**Problem to solve**
Look through the records below and collect all lines that hold the string "extra".

***** Record list *****

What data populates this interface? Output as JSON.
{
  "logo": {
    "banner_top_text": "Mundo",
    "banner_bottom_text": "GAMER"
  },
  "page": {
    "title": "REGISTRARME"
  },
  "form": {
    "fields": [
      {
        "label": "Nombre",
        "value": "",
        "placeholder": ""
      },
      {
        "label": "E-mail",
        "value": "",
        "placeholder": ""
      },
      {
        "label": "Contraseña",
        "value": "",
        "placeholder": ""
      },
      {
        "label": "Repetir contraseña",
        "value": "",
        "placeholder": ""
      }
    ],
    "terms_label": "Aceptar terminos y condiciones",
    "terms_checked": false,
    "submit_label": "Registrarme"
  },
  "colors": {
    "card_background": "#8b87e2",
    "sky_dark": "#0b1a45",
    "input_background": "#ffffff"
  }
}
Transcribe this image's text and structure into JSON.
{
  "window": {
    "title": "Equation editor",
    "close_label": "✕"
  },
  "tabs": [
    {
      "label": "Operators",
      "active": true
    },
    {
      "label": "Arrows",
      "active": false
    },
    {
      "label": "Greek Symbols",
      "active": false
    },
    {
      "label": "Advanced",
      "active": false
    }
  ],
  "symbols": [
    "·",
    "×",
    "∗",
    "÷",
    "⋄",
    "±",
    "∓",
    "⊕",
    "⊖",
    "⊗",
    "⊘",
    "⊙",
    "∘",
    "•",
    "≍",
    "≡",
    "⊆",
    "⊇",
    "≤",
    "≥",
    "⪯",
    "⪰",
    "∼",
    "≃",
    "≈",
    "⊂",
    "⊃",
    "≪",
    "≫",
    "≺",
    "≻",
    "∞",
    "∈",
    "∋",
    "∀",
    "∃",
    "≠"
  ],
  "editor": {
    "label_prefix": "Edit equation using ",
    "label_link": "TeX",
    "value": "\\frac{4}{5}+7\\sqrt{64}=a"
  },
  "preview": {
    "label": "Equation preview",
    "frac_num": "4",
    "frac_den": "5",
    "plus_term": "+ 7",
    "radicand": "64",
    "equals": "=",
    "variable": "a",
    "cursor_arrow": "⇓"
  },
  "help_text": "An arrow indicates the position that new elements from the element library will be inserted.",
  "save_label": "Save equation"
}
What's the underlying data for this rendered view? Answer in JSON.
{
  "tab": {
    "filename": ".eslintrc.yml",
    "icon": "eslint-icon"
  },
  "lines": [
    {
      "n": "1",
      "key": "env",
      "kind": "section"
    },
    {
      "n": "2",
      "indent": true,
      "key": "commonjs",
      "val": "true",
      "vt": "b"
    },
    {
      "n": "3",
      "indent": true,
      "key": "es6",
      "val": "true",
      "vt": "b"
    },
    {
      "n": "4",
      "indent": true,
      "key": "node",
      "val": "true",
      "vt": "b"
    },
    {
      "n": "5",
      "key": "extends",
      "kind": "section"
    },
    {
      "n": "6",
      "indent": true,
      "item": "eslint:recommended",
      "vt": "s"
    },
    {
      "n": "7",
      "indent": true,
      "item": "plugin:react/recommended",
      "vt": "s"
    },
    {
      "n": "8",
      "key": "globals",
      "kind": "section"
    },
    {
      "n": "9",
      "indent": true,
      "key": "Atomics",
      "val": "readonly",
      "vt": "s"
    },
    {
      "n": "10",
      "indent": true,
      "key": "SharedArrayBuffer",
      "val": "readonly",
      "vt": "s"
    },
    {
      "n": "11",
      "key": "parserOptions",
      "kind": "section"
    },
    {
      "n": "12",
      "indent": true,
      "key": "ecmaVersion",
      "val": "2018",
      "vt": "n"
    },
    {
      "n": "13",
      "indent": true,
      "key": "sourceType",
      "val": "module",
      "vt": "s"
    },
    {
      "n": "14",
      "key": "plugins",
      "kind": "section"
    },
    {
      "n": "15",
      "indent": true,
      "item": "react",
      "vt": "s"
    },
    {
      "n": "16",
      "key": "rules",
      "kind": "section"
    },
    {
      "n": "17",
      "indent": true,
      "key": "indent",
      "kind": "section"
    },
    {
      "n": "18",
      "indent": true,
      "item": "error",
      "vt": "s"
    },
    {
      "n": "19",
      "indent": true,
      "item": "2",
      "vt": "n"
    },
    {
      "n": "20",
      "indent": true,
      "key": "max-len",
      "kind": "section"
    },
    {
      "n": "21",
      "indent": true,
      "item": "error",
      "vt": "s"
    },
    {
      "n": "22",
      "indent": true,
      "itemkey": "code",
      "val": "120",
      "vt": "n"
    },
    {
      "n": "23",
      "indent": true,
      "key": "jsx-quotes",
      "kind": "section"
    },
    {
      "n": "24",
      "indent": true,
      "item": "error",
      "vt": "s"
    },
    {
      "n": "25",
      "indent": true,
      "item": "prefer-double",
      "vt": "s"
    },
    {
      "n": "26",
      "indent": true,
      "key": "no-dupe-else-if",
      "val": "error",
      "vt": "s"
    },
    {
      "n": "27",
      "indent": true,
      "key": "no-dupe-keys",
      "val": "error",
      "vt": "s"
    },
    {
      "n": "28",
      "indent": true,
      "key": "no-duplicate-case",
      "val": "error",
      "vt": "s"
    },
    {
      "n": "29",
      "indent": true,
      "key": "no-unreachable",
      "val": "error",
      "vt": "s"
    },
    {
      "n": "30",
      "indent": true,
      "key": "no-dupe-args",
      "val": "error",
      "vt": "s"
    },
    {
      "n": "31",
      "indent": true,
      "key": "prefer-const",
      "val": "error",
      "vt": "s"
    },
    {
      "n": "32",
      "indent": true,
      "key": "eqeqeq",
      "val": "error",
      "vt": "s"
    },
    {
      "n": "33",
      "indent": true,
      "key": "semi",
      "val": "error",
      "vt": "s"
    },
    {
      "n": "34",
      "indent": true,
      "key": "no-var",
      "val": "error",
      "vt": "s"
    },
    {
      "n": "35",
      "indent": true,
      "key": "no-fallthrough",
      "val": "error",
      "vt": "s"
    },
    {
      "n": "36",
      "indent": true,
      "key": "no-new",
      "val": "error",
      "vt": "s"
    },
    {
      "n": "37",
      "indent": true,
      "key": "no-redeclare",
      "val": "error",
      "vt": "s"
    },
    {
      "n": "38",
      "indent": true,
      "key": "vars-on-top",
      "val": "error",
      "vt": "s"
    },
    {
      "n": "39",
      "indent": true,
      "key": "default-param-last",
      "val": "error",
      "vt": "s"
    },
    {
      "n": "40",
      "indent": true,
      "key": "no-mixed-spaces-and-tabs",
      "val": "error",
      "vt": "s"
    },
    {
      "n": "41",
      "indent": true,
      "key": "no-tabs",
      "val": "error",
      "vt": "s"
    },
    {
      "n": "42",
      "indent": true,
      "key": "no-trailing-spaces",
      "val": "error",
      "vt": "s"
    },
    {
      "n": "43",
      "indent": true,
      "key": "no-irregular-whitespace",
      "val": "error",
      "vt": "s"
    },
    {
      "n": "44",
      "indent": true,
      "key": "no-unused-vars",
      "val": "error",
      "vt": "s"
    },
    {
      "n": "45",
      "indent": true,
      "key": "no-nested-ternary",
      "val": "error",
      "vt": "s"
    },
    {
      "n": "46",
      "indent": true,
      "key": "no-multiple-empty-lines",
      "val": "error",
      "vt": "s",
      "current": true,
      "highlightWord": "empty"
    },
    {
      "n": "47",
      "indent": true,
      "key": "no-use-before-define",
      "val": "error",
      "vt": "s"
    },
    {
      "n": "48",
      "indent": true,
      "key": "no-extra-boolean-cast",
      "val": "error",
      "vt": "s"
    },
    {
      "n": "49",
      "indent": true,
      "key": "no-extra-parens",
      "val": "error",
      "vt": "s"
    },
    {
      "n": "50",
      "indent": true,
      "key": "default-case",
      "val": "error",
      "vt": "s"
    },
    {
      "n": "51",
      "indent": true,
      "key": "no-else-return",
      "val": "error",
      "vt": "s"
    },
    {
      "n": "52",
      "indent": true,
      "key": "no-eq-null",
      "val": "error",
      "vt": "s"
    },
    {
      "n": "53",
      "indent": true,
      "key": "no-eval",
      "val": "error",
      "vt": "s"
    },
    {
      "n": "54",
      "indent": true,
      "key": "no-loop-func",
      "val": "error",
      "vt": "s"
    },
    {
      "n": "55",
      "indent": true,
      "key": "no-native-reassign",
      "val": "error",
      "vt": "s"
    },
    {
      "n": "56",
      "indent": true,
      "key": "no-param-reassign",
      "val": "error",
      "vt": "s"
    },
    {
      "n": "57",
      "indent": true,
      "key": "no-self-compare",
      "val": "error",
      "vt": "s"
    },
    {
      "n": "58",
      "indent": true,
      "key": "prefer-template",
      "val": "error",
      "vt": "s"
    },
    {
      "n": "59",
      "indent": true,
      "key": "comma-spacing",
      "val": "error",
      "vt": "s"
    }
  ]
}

*****

**Solution**
      "key": "no-extra-boolean-cast",
      "key": "no-extra-parens",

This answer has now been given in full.